Will you copy the data lines verbatim, beginning at the line that has "Text: 1.9: 1.9 xyxy=(662,343,678,354)" and stopping after the line that has "Text: 8.7: 8.7 xyxy=(612,292,629,302)"? Include both of those lines and nothing else.

— BEGIN Data to process —

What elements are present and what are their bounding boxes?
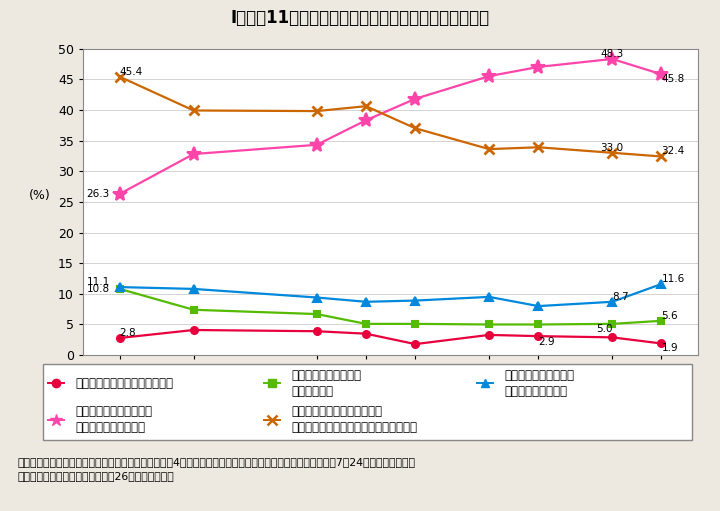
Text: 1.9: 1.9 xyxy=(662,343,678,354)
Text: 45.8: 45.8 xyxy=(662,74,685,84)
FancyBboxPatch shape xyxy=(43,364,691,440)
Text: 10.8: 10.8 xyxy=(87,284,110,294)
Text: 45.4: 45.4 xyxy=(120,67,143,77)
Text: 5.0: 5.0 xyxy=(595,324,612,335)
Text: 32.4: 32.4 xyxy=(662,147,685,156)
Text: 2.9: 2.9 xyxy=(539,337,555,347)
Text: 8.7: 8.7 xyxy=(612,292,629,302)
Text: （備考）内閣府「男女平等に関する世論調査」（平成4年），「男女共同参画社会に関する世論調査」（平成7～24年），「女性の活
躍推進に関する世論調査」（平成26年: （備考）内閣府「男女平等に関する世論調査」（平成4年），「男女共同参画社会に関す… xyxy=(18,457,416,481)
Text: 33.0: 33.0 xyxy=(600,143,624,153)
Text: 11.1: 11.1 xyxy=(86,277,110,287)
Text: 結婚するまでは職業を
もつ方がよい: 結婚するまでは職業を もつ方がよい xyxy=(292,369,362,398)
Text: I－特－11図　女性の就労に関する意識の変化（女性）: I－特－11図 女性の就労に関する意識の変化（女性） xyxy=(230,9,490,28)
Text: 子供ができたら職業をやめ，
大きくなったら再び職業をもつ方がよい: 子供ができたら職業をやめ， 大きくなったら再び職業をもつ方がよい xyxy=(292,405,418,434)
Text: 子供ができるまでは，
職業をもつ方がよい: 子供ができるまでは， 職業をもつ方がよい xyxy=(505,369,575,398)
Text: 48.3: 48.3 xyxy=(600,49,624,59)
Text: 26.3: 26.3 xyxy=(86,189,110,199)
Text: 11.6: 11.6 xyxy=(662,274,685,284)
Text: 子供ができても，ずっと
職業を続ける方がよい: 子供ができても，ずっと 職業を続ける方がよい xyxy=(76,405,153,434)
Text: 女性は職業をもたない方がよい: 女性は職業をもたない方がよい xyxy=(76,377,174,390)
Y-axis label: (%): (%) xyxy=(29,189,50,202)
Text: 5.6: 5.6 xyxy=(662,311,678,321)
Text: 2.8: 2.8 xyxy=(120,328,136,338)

— END Data to process —
— BEGIN Data to process —

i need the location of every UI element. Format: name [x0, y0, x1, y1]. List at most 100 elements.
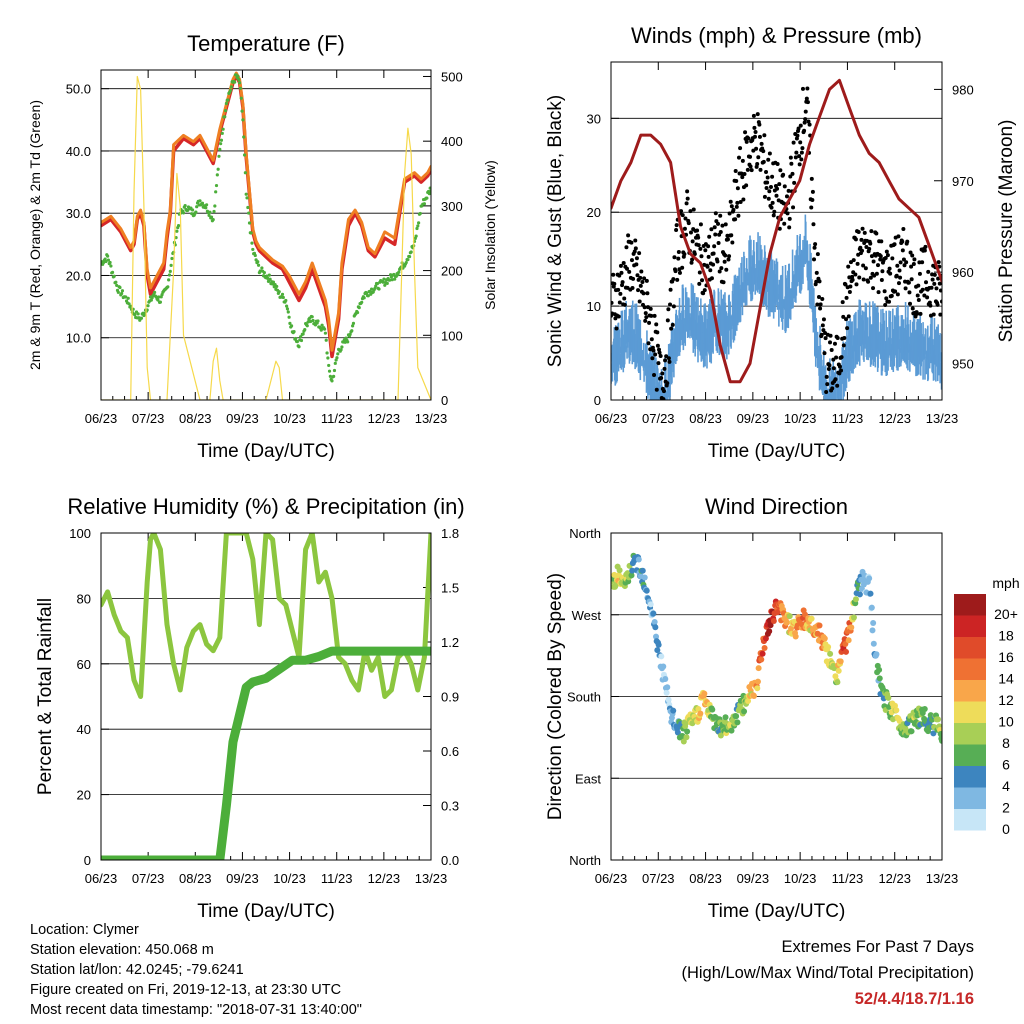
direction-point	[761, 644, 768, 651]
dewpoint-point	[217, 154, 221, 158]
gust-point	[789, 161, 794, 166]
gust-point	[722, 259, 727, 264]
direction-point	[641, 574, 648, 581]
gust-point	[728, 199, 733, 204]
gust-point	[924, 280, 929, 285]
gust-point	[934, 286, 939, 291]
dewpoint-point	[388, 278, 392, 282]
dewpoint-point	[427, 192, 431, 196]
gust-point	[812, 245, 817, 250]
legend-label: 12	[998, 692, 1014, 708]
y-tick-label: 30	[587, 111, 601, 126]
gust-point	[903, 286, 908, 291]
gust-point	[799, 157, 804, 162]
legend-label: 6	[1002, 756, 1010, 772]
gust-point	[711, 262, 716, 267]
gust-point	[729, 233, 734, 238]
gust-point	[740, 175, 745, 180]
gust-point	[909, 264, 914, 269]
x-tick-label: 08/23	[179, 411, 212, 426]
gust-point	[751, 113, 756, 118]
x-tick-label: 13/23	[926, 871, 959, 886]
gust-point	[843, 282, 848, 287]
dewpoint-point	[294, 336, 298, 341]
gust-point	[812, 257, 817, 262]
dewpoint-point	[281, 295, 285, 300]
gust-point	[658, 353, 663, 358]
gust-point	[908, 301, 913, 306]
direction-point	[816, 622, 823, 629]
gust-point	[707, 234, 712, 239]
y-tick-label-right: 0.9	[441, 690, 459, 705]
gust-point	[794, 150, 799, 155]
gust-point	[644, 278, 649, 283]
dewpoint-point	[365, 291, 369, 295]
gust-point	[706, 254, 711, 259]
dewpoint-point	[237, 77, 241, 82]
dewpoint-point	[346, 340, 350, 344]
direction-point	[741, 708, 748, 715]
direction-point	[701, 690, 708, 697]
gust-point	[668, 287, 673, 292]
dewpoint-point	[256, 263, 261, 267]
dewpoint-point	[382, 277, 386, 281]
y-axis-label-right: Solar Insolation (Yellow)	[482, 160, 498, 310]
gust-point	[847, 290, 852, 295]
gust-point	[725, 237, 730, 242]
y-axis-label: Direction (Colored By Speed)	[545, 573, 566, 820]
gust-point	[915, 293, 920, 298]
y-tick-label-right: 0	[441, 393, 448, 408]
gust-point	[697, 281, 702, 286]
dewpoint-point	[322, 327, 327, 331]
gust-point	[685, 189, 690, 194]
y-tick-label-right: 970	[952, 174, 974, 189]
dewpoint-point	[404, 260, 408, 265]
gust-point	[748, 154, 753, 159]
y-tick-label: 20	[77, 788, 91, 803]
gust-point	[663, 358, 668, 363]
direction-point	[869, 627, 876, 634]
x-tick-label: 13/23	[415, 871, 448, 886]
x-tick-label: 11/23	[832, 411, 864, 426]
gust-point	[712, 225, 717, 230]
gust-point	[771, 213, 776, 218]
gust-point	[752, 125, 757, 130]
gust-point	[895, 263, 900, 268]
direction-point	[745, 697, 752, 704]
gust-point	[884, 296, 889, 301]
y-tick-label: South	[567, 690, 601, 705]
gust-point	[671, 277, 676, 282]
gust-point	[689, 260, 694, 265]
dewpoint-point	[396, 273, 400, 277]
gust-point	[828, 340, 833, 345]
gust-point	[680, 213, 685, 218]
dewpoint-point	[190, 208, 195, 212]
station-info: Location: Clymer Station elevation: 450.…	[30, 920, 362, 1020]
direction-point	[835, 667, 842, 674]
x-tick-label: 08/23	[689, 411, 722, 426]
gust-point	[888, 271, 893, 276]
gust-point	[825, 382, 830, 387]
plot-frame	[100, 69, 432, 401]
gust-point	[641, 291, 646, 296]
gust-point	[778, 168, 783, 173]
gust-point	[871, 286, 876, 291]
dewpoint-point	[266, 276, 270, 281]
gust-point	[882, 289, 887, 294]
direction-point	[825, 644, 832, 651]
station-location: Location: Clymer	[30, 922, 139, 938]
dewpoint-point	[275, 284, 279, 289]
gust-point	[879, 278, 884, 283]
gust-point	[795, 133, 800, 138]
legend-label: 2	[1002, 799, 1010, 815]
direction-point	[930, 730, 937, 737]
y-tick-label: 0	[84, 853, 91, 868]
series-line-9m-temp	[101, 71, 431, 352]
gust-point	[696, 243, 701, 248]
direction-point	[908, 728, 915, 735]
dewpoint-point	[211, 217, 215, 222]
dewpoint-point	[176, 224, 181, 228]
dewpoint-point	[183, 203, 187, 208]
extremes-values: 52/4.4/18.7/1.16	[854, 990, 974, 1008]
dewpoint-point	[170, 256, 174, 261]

— END Data to process —

_Solution_
Text: 1.9: 1.9 xyxy=(662,343,678,354)
Text: 45.8: 45.8 xyxy=(662,74,685,84)
FancyBboxPatch shape xyxy=(43,364,691,440)
Text: 10.8: 10.8 xyxy=(87,284,110,294)
Text: 45.4: 45.4 xyxy=(120,67,143,77)
Text: 5.0: 5.0 xyxy=(595,324,612,335)
Text: 32.4: 32.4 xyxy=(662,147,685,156)
Text: 2.9: 2.9 xyxy=(539,337,555,347)
Text: 8.7: 8.7 xyxy=(612,292,629,302)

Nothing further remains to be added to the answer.